* start *

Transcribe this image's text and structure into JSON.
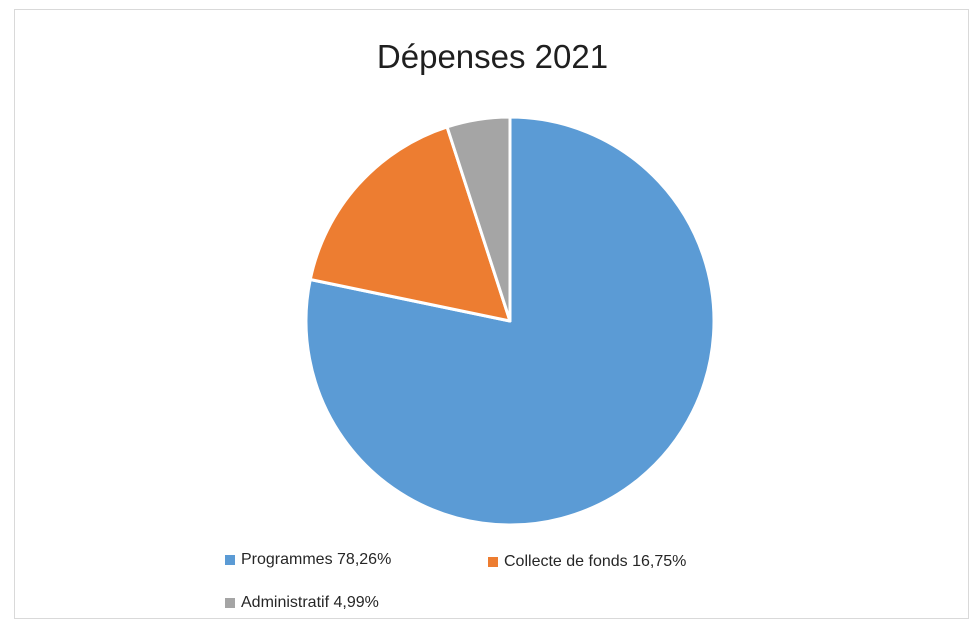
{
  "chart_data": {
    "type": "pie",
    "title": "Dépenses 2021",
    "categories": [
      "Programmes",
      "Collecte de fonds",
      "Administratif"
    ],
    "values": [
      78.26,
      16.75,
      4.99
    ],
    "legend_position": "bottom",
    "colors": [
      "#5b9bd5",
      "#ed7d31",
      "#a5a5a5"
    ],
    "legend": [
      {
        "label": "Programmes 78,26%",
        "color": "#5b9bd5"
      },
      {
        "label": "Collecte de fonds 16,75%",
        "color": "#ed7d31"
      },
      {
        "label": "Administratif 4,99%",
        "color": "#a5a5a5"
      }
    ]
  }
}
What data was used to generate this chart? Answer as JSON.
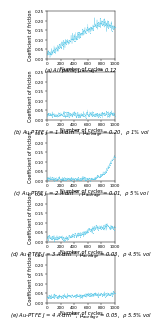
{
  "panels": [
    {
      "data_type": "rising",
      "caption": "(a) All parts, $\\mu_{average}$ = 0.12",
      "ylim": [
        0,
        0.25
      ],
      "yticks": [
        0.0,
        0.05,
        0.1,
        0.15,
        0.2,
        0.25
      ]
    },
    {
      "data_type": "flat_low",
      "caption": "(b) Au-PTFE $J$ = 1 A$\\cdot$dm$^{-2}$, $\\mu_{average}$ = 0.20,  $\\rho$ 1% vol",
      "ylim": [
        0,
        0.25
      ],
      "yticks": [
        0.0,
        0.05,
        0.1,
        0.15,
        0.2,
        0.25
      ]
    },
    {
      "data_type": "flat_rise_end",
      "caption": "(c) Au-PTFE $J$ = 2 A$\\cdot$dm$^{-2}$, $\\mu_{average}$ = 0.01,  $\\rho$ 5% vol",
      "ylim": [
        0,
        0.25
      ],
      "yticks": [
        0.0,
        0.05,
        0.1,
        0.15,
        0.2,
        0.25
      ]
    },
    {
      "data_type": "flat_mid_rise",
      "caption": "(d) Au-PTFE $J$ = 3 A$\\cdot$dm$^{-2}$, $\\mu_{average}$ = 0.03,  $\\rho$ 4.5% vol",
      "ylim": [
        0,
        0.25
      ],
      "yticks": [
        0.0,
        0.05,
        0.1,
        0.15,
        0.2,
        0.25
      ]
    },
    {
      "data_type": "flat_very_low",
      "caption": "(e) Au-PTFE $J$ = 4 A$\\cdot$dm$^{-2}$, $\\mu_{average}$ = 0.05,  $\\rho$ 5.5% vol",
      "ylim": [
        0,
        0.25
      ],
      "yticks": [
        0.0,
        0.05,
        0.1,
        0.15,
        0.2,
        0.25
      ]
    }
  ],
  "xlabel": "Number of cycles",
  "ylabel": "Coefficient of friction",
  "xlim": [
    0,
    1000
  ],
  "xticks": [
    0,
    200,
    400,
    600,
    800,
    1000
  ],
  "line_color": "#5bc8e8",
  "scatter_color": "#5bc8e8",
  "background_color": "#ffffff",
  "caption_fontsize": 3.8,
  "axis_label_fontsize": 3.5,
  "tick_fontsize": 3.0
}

* end *

*Problem details:*
Pictures in the data above should not be copied; transcribe everything else exactly.

*Full answer:*
Transcribe this image's text and structure into JSON.
{
  "chart_data": {
    "type": "pie",
    "title": "Dépenses 2021",
    "categories": [
      "Programmes",
      "Collecte de fonds",
      "Administratif"
    ],
    "values": [
      78.26,
      16.75,
      4.99
    ],
    "legend_position": "bottom",
    "colors": [
      "#5b9bd5",
      "#ed7d31",
      "#a5a5a5"
    ],
    "legend": [
      {
        "label": "Programmes 78,26%",
        "color": "#5b9bd5"
      },
      {
        "label": "Collecte de fonds 16,75%",
        "color": "#ed7d31"
      },
      {
        "label": "Administratif 4,99%",
        "color": "#a5a5a5"
      }
    ]
  }
}
What data was used to generate this chart? Answer as JSON.
{
  "panels": [
    {
      "data_type": "rising",
      "caption": "(a) All parts, $\\mu_{average}$ = 0.12",
      "ylim": [
        0,
        0.25
      ],
      "yticks": [
        0.0,
        0.05,
        0.1,
        0.15,
        0.2,
        0.25
      ]
    },
    {
      "data_type": "flat_low",
      "caption": "(b) Au-PTFE $J$ = 1 A$\\cdot$dm$^{-2}$, $\\mu_{average}$ = 0.20,  $\\rho$ 1% vol",
      "ylim": [
        0,
        0.25
      ],
      "yticks": [
        0.0,
        0.05,
        0.1,
        0.15,
        0.2,
        0.25
      ]
    },
    {
      "data_type": "flat_rise_end",
      "caption": "(c) Au-PTFE $J$ = 2 A$\\cdot$dm$^{-2}$, $\\mu_{average}$ = 0.01,  $\\rho$ 5% vol",
      "ylim": [
        0,
        0.25
      ],
      "yticks": [
        0.0,
        0.05,
        0.1,
        0.15,
        0.2,
        0.25
      ]
    },
    {
      "data_type": "flat_mid_rise",
      "caption": "(d) Au-PTFE $J$ = 3 A$\\cdot$dm$^{-2}$, $\\mu_{average}$ = 0.03,  $\\rho$ 4.5% vol",
      "ylim": [
        0,
        0.25
      ],
      "yticks": [
        0.0,
        0.05,
        0.1,
        0.15,
        0.2,
        0.25
      ]
    },
    {
      "data_type": "flat_very_low",
      "caption": "(e) Au-PTFE $J$ = 4 A$\\cdot$dm$^{-2}$, $\\mu_{average}$ = 0.05,  $\\rho$ 5.5% vol",
      "ylim": [
        0,
        0.25
      ],
      "yticks": [
        0.0,
        0.05,
        0.1,
        0.15,
        0.2,
        0.25
      ]
    }
  ],
  "xlabel": "Number of cycles",
  "ylabel": "Coefficient of friction",
  "xlim": [
    0,
    1000
  ],
  "xticks": [
    0,
    200,
    400,
    600,
    800,
    1000
  ],
  "line_color": "#5bc8e8",
  "scatter_color": "#5bc8e8",
  "background_color": "#ffffff",
  "caption_fontsize": 3.8,
  "axis_label_fontsize": 3.5,
  "tick_fontsize": 3.0
}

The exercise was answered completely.